#### Excerpt to read
He's got more pieces of metal in his head than anyone else in Europe, but Gavin Rees has defied medical opinion, reports Adi Bloom
Three years ago Gavin Rees was told by doctors he would never teach again.
The primary teacher was left with horrific facial injuries after a skiing accident which he was lucky to survive. He now has 130 metal pins and 21 plates in his head - more than anyone else in Europe.
But, against all the odds, and defying medical opinion, Mr Rees, 29, has returned to the classroom. "The consultant told me I'd never teach again,"
he said. "But teaching was what I wanted to do. When something's taken away from you, you realise how much you want it."
The accident happened in Switzerland, where Mr Rees was checking out ski slopes in preparation for a school trip with Reigate primary, in Surrey.
While negotiating a sharp bend he collided with a colleague, who suffered minor injuries.
"After the final bend, everything went blank," he said. "Then a friend wrapped me in a blanket, and kept me singing kids' songs so I wouldn't lose consciousness.
"On the way to hospital, I remember vomiting, but I was actually coughing up blood. I don't remember any pain. I was high as a kite on morphine."
Doctors would not let him look in a mirror for days. The first indication of the extent of his injuries came when his girlfriend visited him. Her face, Mr Rees says, "just dissolved".

#### Record set
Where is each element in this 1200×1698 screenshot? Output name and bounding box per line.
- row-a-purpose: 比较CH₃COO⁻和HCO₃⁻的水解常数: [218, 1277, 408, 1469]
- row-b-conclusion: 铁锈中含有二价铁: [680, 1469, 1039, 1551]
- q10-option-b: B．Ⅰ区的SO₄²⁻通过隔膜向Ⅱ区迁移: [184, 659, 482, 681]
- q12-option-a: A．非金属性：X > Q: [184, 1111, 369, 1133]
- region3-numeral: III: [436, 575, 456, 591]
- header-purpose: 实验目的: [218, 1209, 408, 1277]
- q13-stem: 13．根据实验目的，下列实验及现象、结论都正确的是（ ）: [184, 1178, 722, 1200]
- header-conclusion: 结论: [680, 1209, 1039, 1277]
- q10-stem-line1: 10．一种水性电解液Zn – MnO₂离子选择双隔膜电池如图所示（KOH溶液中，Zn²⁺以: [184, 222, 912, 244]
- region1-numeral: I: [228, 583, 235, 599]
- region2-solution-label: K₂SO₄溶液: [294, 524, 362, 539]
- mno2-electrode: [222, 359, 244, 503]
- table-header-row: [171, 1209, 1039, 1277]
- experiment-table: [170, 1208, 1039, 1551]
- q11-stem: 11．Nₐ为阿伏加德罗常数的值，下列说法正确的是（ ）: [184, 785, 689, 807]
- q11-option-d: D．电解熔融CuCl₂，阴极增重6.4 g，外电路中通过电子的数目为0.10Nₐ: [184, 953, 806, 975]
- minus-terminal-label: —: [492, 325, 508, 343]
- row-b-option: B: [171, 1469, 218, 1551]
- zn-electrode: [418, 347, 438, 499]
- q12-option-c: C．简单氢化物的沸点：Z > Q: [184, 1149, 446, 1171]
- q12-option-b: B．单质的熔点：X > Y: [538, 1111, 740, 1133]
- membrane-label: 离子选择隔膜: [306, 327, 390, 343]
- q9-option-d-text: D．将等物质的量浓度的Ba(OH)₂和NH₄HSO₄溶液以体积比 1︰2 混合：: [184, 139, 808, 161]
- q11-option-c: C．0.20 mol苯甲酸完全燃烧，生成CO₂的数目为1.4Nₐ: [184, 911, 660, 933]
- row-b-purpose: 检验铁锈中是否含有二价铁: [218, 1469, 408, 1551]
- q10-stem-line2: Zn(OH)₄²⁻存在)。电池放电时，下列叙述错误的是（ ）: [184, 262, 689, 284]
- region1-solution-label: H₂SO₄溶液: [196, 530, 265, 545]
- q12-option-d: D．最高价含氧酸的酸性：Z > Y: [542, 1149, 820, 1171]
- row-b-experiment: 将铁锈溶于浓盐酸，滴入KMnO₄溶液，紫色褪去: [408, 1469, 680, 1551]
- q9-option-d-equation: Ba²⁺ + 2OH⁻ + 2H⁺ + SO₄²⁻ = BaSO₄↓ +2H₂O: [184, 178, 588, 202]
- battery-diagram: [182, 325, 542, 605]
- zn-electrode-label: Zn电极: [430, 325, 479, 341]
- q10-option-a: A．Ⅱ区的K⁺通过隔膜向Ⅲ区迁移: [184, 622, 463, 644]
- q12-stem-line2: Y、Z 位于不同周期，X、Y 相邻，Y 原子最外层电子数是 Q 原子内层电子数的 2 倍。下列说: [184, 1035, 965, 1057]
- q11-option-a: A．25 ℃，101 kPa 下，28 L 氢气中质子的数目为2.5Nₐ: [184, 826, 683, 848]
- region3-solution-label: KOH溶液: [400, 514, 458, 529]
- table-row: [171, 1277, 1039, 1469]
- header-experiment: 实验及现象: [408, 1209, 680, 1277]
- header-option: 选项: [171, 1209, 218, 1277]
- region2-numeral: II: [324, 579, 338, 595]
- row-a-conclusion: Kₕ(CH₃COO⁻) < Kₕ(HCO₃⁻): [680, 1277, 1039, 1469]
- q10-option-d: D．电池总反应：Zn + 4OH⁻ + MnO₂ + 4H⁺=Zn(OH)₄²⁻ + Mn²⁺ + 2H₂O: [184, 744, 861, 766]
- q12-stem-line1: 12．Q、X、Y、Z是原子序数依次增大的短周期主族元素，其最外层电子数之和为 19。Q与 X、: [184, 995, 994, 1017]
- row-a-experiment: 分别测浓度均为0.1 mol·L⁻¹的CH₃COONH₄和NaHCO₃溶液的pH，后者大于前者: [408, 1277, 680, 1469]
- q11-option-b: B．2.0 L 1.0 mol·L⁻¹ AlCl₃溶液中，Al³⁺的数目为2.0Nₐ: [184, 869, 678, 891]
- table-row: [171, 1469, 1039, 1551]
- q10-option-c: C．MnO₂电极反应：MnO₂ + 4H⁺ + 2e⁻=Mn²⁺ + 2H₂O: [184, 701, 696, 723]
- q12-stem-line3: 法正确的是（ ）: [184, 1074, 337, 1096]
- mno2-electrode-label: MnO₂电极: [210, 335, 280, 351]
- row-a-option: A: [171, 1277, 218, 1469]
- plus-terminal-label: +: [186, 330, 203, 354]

#### Exercise description
Copy the article about Gavin Rees's return to teaching, everything from "The accident happened" down to "suffered minor injuries.", swapping "Switzerland" for "Austria".

#### Response below
The accident happened in Austria, where Mr Rees was checking out ski slopes in preparation for a school trip with Reigate primary, in Surrey.
While negotiating a sharp bend he collided with a colleague, who suffered minor injuries.